What needs to be done: Pick out every line with the word "http" and copy it.

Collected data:
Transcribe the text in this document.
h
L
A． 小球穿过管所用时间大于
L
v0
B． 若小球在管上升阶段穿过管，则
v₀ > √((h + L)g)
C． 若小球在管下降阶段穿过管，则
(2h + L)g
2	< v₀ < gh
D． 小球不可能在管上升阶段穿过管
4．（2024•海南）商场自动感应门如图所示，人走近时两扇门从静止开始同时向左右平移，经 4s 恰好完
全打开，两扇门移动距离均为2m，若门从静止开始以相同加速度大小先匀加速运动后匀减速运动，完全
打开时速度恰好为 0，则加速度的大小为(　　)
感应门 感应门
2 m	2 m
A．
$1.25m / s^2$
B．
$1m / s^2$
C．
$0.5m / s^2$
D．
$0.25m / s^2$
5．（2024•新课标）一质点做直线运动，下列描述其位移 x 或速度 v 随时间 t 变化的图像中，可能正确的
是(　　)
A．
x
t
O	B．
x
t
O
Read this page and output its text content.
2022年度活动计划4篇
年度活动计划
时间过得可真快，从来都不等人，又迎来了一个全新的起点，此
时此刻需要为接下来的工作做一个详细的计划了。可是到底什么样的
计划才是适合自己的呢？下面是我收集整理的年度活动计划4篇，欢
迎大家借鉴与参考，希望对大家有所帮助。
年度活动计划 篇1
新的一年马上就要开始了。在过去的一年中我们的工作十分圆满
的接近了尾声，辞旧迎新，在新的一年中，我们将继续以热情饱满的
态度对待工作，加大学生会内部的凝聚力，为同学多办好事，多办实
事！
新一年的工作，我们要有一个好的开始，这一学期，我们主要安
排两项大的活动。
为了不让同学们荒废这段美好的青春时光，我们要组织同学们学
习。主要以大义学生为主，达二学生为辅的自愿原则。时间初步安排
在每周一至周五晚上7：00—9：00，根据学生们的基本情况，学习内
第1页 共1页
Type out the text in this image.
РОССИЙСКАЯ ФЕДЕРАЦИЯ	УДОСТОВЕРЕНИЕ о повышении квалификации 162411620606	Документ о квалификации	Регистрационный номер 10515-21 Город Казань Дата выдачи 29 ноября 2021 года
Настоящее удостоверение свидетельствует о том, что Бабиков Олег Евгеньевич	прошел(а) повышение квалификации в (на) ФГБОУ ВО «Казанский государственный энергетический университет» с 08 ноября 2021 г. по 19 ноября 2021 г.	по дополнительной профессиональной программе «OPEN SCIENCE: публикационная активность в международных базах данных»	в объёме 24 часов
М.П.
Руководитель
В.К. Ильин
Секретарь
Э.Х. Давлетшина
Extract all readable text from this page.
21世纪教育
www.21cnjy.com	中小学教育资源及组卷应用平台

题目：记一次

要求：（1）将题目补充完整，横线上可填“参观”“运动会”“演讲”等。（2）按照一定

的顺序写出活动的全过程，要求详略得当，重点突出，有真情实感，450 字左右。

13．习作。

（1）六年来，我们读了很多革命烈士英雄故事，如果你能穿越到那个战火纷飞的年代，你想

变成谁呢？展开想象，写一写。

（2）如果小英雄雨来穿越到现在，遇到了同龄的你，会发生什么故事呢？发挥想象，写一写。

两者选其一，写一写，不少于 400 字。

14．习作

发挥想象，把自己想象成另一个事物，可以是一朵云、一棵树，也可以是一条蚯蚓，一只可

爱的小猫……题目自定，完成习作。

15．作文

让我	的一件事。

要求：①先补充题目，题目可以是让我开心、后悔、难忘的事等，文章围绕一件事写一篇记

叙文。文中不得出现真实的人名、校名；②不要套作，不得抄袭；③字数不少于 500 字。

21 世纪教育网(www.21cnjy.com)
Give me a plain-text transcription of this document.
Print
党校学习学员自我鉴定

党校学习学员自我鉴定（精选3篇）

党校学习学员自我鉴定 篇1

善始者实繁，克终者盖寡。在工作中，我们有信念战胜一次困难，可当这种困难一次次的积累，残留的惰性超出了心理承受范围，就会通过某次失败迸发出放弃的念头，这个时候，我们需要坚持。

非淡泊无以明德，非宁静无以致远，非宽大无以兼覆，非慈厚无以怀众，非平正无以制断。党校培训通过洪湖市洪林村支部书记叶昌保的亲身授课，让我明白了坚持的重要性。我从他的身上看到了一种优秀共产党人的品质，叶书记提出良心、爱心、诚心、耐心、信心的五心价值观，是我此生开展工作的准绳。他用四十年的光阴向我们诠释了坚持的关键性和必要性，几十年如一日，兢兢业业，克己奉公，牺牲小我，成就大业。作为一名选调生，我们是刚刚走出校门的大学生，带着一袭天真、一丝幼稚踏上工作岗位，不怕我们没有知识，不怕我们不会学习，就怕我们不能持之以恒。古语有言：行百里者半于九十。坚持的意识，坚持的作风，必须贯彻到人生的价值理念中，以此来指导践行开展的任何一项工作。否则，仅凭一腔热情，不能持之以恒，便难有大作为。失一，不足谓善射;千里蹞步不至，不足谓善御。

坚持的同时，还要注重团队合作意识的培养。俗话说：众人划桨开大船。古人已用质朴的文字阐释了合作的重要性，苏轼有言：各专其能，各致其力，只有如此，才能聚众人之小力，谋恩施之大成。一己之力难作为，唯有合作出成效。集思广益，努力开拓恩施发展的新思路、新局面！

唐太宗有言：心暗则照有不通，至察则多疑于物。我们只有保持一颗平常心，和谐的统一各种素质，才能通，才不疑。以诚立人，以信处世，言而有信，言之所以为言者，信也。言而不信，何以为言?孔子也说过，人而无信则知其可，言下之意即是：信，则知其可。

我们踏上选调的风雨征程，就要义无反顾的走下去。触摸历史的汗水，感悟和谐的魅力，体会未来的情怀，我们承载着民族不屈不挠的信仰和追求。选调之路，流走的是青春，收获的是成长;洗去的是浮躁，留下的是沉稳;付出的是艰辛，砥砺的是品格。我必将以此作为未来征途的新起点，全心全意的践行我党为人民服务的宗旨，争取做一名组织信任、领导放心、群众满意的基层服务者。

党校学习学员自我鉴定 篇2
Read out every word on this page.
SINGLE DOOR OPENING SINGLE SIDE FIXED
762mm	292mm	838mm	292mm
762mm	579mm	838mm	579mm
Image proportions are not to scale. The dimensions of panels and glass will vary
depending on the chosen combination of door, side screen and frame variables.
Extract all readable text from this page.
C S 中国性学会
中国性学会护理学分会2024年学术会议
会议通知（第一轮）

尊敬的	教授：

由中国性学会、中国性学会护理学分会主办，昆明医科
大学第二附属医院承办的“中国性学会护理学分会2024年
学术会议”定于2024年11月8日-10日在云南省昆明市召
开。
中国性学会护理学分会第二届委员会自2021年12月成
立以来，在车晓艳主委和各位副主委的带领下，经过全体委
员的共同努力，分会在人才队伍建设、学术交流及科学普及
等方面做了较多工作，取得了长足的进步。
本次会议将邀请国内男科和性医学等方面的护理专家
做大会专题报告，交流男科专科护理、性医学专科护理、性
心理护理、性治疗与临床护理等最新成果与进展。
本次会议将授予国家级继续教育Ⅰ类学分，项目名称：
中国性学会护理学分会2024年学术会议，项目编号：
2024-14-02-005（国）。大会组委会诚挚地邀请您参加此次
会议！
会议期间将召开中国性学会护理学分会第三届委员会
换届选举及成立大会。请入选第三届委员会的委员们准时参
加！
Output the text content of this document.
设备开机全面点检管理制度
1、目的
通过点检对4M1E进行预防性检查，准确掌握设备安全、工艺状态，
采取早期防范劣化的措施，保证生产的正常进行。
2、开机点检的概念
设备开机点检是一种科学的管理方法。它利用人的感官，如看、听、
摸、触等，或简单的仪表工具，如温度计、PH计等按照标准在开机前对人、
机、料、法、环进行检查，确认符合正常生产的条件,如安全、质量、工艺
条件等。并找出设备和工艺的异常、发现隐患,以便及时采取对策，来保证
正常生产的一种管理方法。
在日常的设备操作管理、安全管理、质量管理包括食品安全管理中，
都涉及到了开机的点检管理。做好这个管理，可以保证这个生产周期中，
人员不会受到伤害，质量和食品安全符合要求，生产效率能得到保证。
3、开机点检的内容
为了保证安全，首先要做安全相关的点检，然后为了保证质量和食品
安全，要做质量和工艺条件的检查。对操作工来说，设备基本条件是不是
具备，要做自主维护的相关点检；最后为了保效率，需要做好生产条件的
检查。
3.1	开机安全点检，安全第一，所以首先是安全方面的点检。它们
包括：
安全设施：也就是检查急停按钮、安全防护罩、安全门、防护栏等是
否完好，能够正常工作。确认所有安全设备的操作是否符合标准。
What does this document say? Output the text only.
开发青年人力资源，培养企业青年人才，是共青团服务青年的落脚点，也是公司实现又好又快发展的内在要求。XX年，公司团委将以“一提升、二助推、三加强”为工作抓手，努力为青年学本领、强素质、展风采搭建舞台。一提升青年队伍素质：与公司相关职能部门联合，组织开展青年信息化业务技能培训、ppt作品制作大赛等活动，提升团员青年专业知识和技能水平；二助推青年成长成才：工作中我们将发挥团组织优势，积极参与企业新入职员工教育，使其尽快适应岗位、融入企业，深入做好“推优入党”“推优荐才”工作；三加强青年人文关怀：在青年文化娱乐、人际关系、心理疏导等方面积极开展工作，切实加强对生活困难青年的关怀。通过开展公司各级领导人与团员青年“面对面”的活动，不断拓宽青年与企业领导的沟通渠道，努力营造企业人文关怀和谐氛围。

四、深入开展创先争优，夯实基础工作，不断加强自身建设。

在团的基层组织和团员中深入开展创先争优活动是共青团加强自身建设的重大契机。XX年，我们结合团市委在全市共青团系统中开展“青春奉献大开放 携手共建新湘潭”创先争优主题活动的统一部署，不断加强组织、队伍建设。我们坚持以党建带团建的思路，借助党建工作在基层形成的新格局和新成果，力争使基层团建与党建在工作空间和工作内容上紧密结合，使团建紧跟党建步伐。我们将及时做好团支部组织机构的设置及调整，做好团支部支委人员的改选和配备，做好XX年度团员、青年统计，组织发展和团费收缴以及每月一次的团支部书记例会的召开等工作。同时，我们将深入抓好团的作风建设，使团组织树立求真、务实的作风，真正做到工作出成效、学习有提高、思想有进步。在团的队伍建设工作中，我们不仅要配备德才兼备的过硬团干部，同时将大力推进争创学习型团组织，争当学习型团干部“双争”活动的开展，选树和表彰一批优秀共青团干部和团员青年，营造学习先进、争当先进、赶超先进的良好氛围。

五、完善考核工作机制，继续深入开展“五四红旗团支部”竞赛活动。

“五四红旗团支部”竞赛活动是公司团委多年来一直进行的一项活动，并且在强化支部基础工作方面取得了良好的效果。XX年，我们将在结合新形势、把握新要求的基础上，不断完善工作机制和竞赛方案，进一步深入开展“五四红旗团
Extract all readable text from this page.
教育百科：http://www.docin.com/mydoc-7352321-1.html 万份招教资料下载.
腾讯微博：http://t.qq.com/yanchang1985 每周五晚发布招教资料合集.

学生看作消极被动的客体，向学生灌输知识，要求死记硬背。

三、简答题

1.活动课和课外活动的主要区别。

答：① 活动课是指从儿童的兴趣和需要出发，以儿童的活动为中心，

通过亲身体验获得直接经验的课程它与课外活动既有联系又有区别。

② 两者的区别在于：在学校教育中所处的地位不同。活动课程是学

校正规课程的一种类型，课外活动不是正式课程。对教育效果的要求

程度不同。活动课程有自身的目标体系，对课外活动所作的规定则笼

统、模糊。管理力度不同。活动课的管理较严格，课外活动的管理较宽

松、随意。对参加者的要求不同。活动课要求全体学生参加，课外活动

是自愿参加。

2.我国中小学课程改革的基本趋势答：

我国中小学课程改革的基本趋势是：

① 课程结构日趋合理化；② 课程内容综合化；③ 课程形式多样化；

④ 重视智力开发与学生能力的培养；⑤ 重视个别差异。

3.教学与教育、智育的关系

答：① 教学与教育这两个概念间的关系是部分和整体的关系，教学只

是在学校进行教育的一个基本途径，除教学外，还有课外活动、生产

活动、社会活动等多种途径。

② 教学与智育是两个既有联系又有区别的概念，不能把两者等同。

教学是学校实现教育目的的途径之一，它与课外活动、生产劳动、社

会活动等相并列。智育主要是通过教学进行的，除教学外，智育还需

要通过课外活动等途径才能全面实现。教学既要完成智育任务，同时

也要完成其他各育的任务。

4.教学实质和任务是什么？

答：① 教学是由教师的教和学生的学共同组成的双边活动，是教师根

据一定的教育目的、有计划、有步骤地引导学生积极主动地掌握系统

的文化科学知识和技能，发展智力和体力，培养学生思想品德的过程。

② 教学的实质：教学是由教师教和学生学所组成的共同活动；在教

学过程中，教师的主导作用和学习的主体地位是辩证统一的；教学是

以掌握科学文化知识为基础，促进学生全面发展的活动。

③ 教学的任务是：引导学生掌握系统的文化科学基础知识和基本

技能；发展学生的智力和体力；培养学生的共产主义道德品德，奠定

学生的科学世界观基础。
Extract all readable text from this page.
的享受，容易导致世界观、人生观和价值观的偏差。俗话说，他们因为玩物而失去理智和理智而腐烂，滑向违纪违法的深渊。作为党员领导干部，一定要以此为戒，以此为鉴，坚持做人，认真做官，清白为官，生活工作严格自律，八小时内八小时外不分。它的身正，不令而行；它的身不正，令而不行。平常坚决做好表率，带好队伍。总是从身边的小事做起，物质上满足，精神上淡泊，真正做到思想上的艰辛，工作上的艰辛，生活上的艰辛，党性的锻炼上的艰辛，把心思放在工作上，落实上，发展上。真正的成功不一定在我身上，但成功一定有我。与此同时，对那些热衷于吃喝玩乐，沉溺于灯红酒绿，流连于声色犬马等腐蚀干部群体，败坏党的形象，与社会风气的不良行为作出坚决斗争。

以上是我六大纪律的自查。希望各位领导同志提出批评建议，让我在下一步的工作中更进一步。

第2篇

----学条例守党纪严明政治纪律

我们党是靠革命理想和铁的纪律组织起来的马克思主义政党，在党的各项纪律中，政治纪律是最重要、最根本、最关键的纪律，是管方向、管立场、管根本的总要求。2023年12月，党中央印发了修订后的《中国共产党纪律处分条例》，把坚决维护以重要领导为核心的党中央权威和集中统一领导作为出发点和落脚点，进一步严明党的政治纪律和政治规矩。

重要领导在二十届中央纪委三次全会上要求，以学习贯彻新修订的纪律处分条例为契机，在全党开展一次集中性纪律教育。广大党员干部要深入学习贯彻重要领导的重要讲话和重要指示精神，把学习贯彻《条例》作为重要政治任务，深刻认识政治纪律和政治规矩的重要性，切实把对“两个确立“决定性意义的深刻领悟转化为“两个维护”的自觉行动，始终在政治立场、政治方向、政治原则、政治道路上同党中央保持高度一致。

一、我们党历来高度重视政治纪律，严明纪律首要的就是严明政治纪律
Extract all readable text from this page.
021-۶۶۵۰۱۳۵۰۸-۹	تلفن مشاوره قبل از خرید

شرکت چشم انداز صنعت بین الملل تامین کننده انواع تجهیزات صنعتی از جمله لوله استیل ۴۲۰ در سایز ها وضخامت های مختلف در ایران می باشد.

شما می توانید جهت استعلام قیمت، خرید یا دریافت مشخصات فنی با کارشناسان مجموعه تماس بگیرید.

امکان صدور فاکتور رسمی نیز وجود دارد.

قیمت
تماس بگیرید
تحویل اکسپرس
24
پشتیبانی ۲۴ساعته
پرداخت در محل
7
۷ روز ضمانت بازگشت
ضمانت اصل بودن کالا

Full response:
教育百科：http://www.docin.com/mydoc-7352321-1.html 万份招教资料下载.
腾讯微博：http://t.qq.com/yanchang1985 每周五晚发布招教资料合集.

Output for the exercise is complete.